§ Aim of the task:
Write out all of the entries exactly, please.

###

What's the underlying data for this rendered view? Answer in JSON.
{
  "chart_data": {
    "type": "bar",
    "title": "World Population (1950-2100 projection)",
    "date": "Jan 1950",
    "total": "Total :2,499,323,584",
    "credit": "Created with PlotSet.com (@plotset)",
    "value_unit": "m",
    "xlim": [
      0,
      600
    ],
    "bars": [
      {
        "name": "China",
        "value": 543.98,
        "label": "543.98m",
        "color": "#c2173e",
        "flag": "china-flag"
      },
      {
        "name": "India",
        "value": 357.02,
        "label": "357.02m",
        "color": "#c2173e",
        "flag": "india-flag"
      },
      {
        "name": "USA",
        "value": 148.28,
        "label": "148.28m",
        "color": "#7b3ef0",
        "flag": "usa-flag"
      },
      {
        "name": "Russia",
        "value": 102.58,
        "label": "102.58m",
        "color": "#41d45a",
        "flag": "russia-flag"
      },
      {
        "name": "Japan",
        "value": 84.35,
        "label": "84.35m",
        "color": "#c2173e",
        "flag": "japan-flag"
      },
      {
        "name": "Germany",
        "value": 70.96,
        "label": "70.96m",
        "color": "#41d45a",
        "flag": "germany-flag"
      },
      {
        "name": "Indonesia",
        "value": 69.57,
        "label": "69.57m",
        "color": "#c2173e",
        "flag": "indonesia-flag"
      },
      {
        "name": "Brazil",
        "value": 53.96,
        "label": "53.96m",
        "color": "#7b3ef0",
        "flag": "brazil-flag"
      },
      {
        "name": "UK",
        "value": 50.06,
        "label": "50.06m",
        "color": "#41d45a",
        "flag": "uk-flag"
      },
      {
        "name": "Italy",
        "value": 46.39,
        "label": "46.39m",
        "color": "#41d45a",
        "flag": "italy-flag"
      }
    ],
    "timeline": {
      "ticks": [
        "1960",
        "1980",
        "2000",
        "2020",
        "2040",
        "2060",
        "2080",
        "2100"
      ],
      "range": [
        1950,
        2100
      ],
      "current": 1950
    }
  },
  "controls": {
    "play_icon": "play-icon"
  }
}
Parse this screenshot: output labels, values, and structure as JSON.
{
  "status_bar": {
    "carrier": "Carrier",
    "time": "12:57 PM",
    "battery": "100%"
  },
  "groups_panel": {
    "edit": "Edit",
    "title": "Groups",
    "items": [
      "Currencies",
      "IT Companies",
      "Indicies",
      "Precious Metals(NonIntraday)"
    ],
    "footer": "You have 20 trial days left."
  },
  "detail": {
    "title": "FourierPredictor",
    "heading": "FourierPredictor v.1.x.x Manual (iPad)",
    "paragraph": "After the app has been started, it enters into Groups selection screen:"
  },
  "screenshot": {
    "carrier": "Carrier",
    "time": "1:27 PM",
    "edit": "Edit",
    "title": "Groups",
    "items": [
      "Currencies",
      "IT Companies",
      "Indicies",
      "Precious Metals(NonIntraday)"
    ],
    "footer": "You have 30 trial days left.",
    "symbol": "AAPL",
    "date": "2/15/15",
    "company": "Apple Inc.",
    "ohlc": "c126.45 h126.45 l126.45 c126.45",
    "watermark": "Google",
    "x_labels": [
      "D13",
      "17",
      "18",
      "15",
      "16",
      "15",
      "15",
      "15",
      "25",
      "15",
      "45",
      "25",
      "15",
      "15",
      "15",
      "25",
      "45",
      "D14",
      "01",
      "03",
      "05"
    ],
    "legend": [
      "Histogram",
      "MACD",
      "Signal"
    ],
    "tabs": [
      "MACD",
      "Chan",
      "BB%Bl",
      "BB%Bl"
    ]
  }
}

###

§ The solution:
What's the underlying data for this rendered view? Answer in JSON.
{
  "chart_data": {
    "type": "bar",
    "title": "World Population (1950-2100 projection)",
    "date": "Jan 1950",
    "total": "Total :2,499,323,584",
    "credit": "Created with PlotSet.com (@plotset)",
    "value_unit": "m",
    "xlim": [
      0,
      600
    ],
    "bars": [
      {
        "name": "China",
        "value": 543.98,
        "label": "543.98m",
        "color": "#c2173e",
        "flag": "china-flag"
      },
      {
        "name": "India",
        "value": 357.02,
        "label": "357.02m",
        "color": "#c2173e",
        "flag": "india-flag"
      },
      {
        "name": "USA",
        "value": 148.28,
        "label": "148.28m",
        "color": "#7b3ef0",
        "flag": "usa-flag"
      },
      {
        "name": "Russia",
        "value": 102.58,
        "label": "102.58m",
        "color": "#41d45a",
        "flag": "russia-flag"
      },
      {
        "name": "Japan",
        "value": 84.35,
        "label": "84.35m",
        "color": "#c2173e",
        "flag": "japan-flag"
      },
      {
        "name": "Germany",
        "value": 70.96,
        "label": "70.96m",
        "color": "#41d45a",
        "flag": "germany-flag"
      },
      {
        "name": "Indonesia",
        "value": 69.57,
        "label": "69.57m",
        "color": "#c2173e",
        "flag": "indonesia-flag"
      },
      {
        "name": "Brazil",
        "value": 53.96,
        "label": "53.96m",
        "color": "#7b3ef0",
        "flag": "brazil-flag"
      },
      {
        "name": "UK",
        "value": 50.06,
        "label": "50.06m",
        "color": "#41d45a",
        "flag": "uk-flag"
      },
      {
        "name": "Italy",
        "value": 46.39,
        "label": "46.39m",
        "color": "#41d45a",
        "flag": "italy-flag"
      }
    ],
    "timeline": {
      "ticks": [
        "1960",
        "1980",
        "2000",
        "2020",
        "2040",
        "2060",
        "2080",
        "2100"
      ],
      "range": [
        1950,
        2100
      ],
      "current": 1950
    }
  },
  "controls": {
    "play_icon": "play-icon"
  }
}
Parse this screenshot: output labels, values, and structure as JSON.
{
  "status_bar": {
    "carrier": "Carrier",
    "time": "12:57 PM",
    "battery": "100%"
  },
  "groups_panel": {
    "edit": "Edit",
    "title": "Groups",
    "items": [
      "Currencies",
      "IT Companies",
      "Indicies",
      "Precious Metals(NonIntraday)"
    ],
    "footer": "You have 20 trial days left."
  },
  "detail": {
    "title": "FourierPredictor",
    "heading": "FourierPredictor v.1.x.x Manual (iPad)",
    "paragraph": "After the app has been started, it enters into Groups selection screen:"
  },
  "screenshot": {
    "carrier": "Carrier",
    "time": "1:27 PM",
    "edit": "Edit",
    "title": "Groups",
    "items": [
      "Currencies",
      "IT Companies",
      "Indicies",
      "Precious Metals(NonIntraday)"
    ],
    "footer": "You have 30 trial days left.",
    "symbol": "AAPL",
    "date": "2/15/15",
    "company": "Apple Inc.",
    "ohlc": "c126.45 h126.45 l126.45 c126.45",
    "watermark": "Google",
    "x_labels": [
      "D13",
      "17",
      "18",
      "15",
      "16",
      "15",
      "15",
      "15",
      "25",
      "15",
      "45",
      "25",
      "15",
      "15",
      "15",
      "25",
      "45",
      "D14",
      "01",
      "03",
      "05"
    ],
    "legend": [
      "Histogram",
      "MACD",
      "Signal"
    ],
    "tabs": [
      "MACD",
      "Chan",
      "BB%Bl",
      "BB%Bl"
    ]
  }
}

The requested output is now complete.